The records below are split into lines. How many of those lines contain the string "trip"? Reply with the number only.

(Stored data)
------------------------------------

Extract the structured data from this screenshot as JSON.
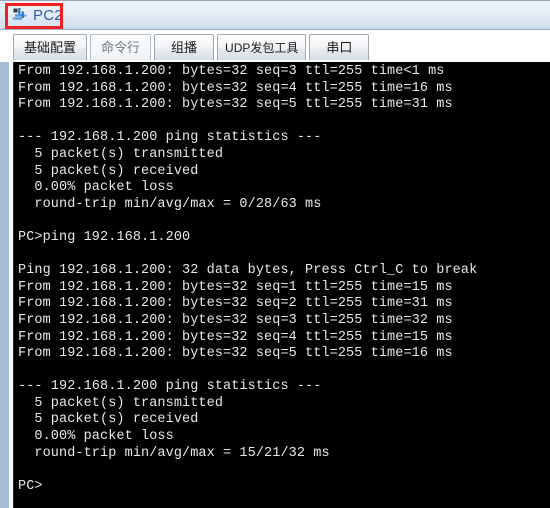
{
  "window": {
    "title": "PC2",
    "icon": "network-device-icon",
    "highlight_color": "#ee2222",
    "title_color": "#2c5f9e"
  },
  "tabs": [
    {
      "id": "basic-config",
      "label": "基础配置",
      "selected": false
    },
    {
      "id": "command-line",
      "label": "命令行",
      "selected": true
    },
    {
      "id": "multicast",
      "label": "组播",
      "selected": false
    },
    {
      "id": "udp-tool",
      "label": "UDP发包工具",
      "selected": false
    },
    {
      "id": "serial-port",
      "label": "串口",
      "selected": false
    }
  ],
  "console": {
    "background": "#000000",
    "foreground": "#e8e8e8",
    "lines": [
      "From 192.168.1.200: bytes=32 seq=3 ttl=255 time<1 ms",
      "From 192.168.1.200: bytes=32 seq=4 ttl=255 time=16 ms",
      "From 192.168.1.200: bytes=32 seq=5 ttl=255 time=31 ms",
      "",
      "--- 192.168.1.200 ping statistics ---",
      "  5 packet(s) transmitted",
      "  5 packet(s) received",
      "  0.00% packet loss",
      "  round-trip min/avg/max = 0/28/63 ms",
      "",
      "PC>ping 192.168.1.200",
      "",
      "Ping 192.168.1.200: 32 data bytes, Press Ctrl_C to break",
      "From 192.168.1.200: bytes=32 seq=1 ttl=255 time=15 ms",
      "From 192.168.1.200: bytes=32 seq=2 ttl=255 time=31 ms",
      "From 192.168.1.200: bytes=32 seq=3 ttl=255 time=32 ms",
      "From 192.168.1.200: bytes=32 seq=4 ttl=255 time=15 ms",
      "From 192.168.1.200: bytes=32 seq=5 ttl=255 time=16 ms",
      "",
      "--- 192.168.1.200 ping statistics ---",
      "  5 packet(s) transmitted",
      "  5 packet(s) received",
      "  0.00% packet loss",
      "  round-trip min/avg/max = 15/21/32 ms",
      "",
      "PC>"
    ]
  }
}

------------------------------------

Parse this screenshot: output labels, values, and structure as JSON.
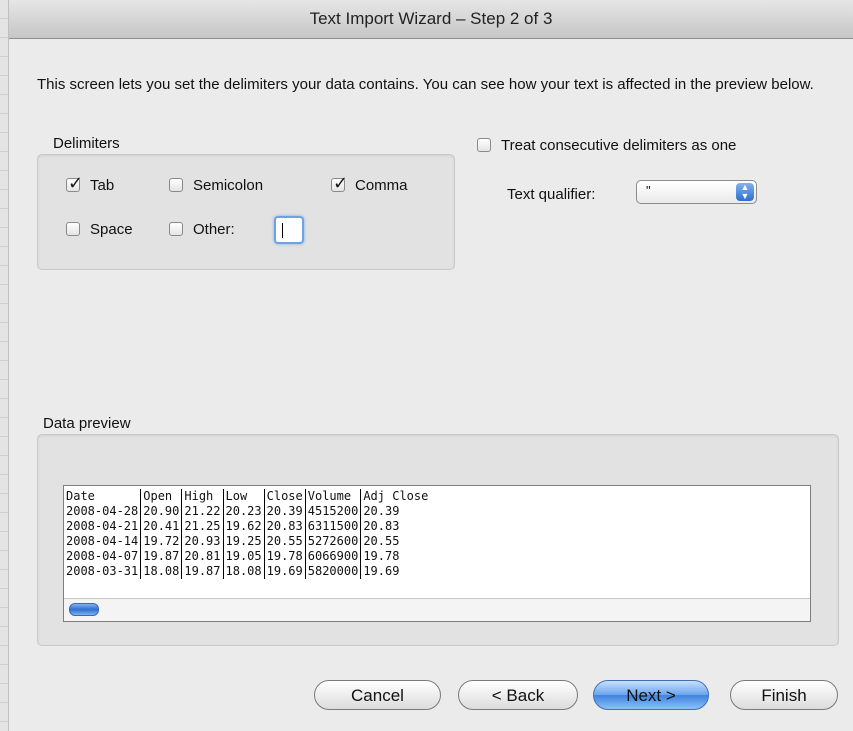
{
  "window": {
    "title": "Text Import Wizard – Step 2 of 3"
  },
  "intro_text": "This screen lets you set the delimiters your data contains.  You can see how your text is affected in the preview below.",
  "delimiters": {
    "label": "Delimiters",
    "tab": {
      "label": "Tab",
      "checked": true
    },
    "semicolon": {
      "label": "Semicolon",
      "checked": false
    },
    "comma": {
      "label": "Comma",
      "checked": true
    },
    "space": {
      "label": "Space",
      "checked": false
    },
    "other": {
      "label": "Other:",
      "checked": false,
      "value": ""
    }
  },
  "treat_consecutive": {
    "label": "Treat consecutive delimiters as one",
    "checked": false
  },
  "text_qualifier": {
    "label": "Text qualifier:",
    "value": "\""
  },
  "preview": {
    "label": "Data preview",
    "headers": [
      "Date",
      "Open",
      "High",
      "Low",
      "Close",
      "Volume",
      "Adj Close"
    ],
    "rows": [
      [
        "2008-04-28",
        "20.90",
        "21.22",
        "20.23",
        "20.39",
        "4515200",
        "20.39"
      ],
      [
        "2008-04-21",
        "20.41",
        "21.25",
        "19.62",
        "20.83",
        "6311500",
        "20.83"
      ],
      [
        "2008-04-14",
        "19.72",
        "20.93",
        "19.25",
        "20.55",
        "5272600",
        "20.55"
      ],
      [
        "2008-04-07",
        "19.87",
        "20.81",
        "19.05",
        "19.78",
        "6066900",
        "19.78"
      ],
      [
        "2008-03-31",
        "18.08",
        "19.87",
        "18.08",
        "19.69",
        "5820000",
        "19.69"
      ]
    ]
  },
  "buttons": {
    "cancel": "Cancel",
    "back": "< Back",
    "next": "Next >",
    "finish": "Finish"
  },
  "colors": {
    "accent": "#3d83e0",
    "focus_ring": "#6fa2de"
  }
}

------------------------------------

■ **Task result**
2